- Problem to work on
Reproduce word for word the rows below, from the first one up to and including the one containing "hex-bytes: 00 00 00 00 — [37, 620, 104, 631]".

- Data provided
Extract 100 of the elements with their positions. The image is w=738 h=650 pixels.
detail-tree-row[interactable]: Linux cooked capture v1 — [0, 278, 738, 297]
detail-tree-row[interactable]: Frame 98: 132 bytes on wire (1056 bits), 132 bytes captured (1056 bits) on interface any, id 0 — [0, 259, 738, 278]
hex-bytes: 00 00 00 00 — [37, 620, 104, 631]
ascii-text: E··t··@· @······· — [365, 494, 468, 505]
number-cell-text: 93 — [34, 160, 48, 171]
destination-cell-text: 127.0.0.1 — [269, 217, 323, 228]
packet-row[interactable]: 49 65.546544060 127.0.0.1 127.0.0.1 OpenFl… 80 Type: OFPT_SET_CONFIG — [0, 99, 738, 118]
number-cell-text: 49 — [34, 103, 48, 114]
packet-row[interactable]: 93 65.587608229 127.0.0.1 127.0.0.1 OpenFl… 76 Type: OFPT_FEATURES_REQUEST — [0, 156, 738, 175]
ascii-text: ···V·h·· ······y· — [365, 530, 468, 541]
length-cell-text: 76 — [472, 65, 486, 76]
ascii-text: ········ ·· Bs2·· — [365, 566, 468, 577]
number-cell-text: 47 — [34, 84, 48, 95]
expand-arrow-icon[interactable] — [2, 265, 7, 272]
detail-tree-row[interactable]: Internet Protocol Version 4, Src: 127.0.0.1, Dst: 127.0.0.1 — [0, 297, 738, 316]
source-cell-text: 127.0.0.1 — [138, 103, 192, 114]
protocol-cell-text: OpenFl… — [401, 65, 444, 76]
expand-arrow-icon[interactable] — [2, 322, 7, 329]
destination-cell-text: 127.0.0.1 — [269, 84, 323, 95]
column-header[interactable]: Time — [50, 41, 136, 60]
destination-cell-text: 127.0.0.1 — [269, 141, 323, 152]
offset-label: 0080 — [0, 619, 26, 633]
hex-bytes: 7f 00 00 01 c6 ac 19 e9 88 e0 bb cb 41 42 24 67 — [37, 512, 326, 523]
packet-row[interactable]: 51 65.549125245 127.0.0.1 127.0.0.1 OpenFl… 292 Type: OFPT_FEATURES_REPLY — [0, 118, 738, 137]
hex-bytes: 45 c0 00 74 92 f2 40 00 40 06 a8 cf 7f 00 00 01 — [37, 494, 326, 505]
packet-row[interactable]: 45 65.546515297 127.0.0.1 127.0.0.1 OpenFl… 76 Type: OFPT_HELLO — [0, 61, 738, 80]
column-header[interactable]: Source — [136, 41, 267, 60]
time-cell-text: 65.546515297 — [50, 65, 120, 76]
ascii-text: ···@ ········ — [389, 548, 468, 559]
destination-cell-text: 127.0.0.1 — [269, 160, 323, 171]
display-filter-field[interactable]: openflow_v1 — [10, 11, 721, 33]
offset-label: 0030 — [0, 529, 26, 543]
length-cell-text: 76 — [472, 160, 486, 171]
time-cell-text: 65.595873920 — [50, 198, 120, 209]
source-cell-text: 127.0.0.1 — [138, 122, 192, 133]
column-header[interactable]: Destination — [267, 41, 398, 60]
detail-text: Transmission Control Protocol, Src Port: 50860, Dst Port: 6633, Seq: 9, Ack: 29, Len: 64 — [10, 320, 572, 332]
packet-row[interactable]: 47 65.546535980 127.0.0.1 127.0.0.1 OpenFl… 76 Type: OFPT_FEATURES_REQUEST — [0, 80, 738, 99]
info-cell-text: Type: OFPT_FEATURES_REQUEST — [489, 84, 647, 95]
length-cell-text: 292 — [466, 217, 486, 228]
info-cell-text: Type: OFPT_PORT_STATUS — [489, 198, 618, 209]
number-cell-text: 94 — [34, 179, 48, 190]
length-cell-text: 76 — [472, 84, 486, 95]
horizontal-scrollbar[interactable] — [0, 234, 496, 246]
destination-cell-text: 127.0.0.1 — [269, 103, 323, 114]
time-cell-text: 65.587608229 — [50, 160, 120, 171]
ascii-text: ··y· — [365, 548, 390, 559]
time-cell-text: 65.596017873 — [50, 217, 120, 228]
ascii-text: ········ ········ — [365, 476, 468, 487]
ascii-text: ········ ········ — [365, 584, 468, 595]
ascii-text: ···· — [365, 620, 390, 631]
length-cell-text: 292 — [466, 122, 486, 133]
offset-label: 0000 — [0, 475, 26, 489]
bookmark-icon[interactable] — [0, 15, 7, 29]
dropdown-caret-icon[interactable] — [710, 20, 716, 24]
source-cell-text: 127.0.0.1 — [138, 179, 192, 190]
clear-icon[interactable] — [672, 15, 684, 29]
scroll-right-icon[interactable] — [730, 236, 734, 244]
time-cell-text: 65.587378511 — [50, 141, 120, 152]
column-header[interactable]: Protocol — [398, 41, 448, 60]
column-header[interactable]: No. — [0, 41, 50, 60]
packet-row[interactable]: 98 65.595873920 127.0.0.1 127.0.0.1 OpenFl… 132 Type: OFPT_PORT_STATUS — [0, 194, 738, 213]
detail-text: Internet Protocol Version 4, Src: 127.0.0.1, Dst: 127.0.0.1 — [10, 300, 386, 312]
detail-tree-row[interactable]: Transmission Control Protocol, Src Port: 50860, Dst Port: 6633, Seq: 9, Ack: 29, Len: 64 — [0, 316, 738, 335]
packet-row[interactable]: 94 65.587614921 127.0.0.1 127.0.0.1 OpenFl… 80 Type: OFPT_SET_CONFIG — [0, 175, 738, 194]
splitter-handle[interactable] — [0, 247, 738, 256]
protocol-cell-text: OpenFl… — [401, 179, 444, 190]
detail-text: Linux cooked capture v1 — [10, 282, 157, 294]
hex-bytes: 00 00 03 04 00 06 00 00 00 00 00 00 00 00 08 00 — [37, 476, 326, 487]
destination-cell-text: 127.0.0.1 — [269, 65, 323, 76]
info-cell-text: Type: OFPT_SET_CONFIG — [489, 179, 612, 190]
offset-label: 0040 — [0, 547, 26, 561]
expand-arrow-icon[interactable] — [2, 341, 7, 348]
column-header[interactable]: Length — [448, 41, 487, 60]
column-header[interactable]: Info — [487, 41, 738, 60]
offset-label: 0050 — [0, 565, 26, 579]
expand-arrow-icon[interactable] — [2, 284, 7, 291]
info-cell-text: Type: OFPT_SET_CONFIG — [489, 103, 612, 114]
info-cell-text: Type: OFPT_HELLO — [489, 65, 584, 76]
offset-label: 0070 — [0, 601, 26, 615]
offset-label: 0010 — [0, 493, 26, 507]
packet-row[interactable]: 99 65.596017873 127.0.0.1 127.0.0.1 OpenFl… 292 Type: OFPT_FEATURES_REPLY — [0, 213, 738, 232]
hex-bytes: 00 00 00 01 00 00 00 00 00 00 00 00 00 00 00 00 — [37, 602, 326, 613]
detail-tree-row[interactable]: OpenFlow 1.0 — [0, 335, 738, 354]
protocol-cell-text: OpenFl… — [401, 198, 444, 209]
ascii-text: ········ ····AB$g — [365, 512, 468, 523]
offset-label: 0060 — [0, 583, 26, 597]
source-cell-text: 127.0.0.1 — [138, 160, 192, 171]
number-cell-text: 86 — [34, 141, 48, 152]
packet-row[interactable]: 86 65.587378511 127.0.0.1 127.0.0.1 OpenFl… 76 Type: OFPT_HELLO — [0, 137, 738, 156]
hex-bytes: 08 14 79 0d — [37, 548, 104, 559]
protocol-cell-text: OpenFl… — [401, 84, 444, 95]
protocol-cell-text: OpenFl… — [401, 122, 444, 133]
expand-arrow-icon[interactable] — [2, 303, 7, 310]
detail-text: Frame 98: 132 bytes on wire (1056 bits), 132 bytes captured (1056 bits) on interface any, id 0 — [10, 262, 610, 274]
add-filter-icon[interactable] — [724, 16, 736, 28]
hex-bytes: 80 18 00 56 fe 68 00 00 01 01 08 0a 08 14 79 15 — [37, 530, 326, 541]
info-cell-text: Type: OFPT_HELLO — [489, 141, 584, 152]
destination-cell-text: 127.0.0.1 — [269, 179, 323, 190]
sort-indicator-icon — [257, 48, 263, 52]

- Response to this exercise
Extract 100 of the elements with their positions. The image is w=738 h=650 pixels.
detail-tree-row[interactable]: Linux cooked capture v1 — [0, 278, 738, 297]
detail-tree-row[interactable]: Frame 98: 132 bytes on wire (1056 bits), 132 bytes captured (1056 bits) on interface any, id 0 — [0, 259, 738, 278]
hex-bytes: 00 00 00 00 — [37, 620, 104, 631]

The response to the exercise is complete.